» Work to complete
Provide the number of lines containing the word "VALPARAISO", and nothing else.

» Dataset extract
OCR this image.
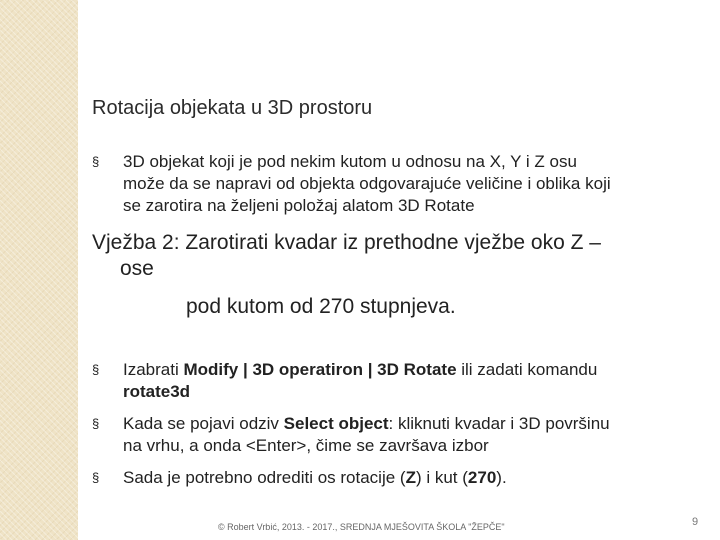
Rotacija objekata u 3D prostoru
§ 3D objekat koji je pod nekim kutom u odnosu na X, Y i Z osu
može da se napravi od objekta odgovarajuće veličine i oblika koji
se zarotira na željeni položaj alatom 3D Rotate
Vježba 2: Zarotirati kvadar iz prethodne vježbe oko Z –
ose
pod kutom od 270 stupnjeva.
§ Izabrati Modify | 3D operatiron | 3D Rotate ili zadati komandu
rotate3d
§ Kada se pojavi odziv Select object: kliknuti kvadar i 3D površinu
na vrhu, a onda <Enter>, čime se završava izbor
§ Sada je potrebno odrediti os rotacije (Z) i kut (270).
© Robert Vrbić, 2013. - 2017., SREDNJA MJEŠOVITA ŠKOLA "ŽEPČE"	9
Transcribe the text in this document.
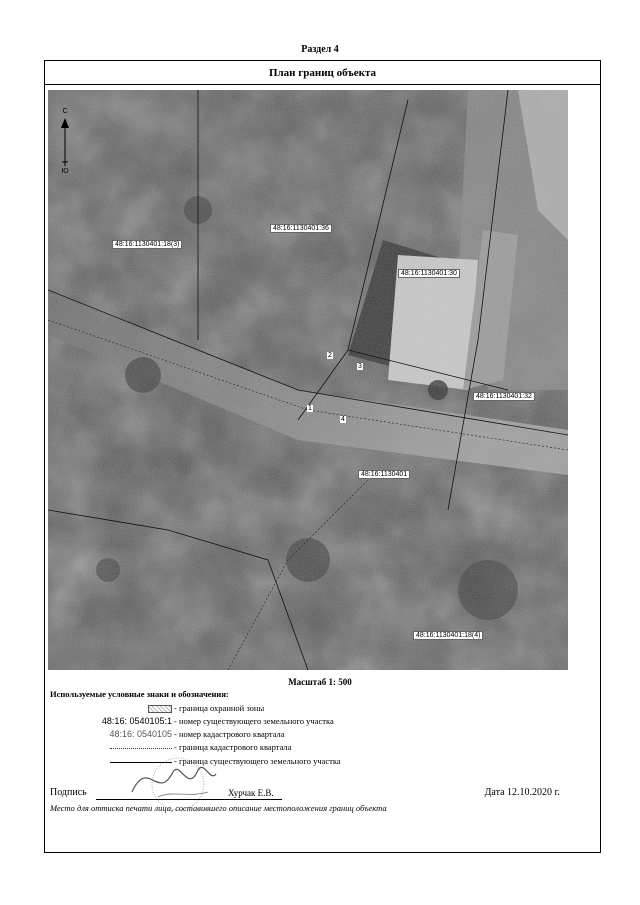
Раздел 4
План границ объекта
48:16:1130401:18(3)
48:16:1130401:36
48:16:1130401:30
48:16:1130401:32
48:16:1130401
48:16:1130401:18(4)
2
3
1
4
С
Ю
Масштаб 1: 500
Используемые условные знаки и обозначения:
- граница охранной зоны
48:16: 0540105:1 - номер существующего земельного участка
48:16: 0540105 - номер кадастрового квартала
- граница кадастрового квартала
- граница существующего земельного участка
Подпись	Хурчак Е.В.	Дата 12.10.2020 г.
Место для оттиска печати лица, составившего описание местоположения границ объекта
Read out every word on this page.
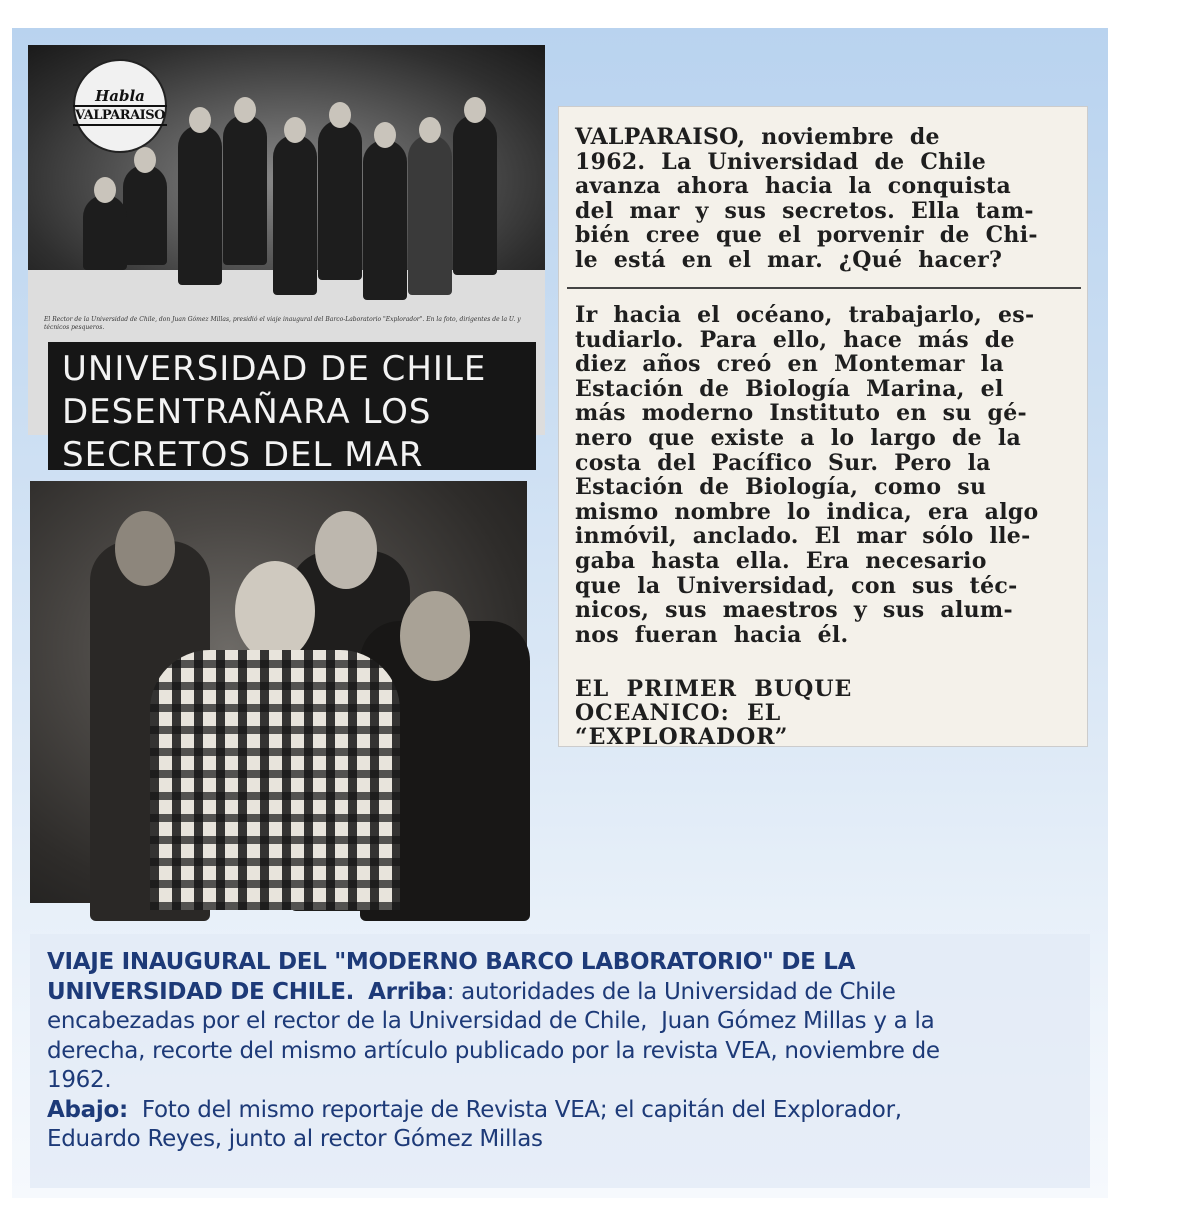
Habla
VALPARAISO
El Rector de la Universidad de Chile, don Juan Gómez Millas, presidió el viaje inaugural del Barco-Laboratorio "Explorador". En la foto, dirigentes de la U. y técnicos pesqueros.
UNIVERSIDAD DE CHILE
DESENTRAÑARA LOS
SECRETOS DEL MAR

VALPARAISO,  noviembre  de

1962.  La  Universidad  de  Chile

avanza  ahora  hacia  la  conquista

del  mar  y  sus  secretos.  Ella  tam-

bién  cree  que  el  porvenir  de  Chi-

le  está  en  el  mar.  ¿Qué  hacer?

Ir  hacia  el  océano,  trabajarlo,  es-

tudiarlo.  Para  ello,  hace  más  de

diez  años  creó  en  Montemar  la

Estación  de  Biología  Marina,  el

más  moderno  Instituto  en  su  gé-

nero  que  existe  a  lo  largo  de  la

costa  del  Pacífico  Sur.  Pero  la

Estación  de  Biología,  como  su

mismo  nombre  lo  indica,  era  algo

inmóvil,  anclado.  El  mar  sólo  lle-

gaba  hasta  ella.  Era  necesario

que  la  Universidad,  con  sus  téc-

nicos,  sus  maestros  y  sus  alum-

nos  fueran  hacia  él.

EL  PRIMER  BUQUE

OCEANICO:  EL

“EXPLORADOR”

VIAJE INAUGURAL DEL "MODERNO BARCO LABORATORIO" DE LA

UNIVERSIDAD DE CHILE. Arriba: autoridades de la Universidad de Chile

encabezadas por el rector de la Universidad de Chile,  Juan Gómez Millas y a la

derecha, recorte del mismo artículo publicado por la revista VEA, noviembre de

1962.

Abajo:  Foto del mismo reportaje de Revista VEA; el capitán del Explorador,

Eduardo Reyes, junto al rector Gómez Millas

...

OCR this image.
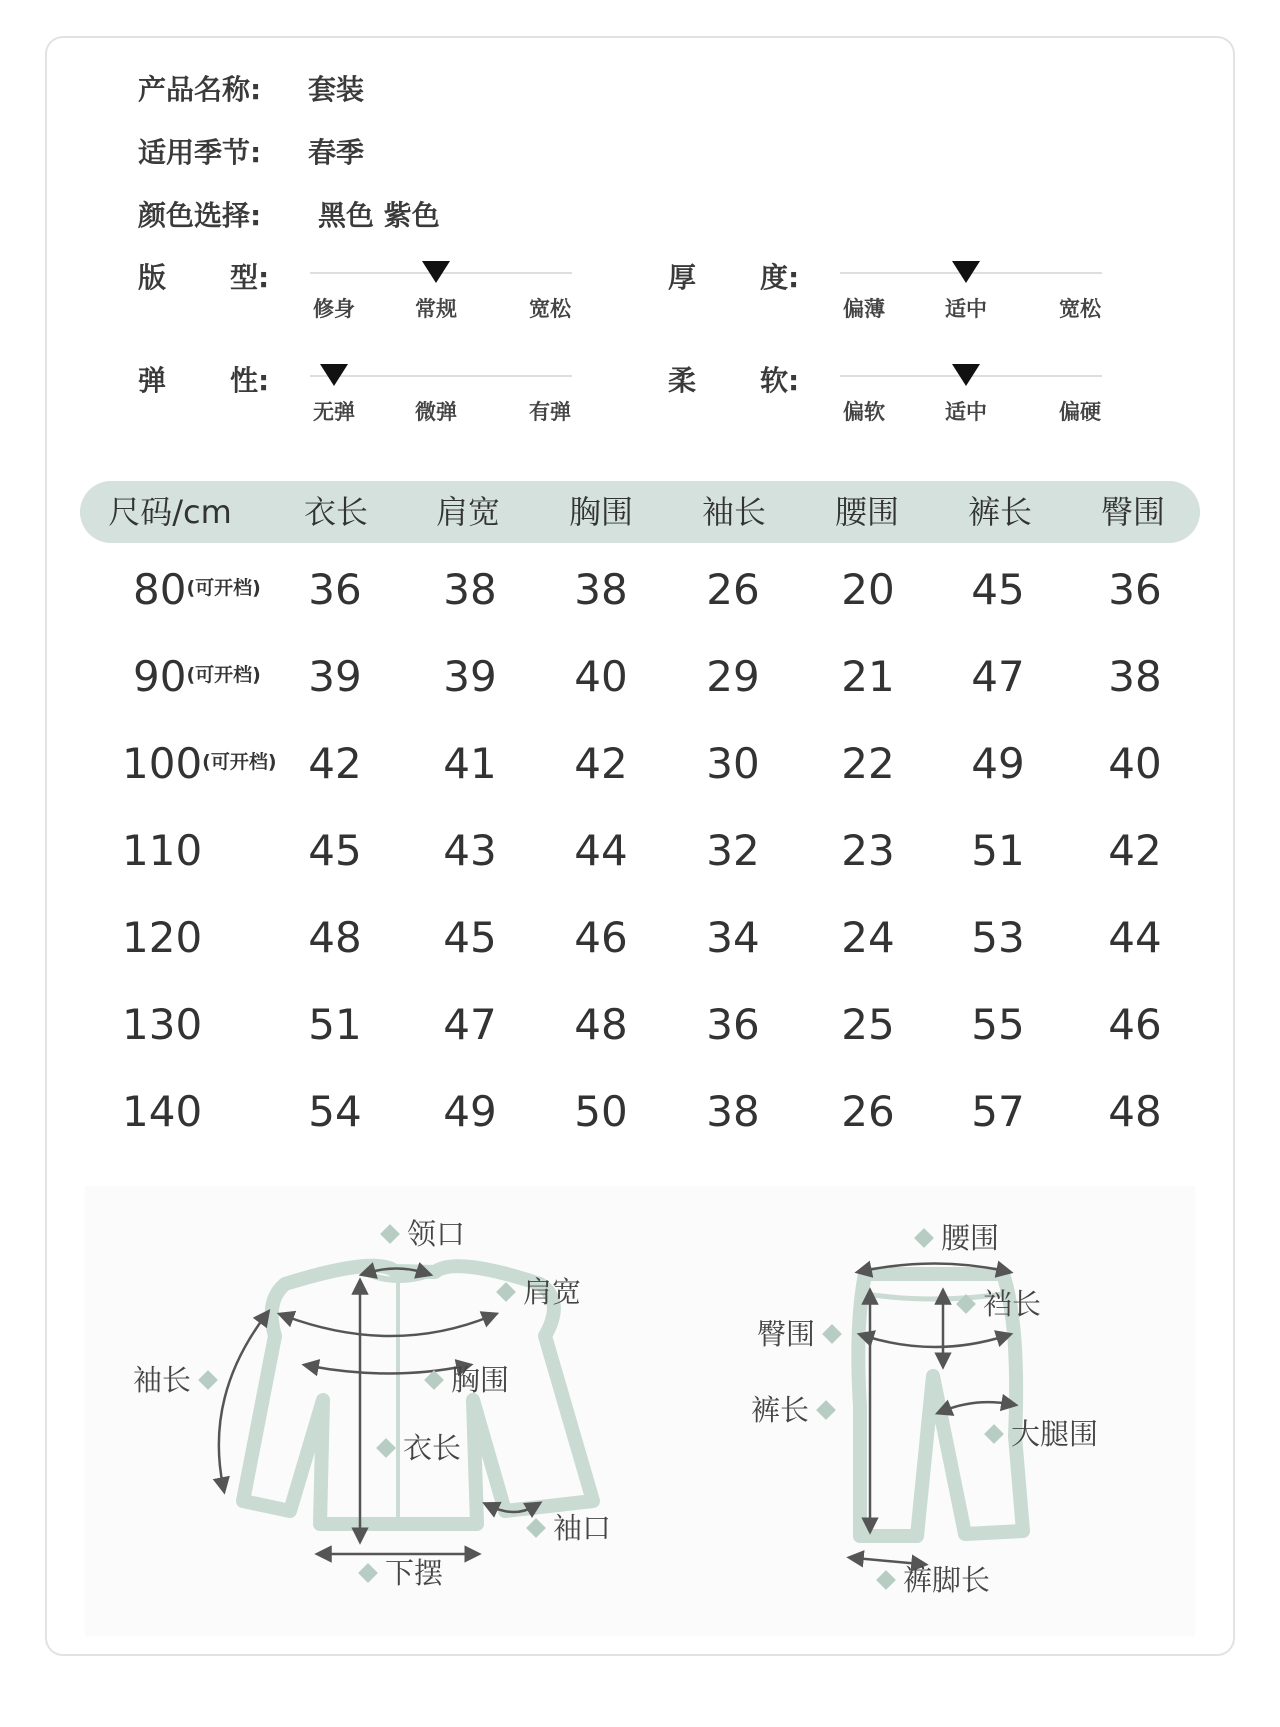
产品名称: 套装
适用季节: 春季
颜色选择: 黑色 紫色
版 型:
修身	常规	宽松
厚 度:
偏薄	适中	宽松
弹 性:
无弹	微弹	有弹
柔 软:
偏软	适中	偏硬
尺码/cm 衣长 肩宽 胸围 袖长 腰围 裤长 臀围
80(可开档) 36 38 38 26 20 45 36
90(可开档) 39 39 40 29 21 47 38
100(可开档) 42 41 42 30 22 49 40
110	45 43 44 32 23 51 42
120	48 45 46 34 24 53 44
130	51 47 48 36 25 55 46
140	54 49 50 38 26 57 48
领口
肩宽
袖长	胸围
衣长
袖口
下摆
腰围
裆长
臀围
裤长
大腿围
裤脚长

» Response to the task
2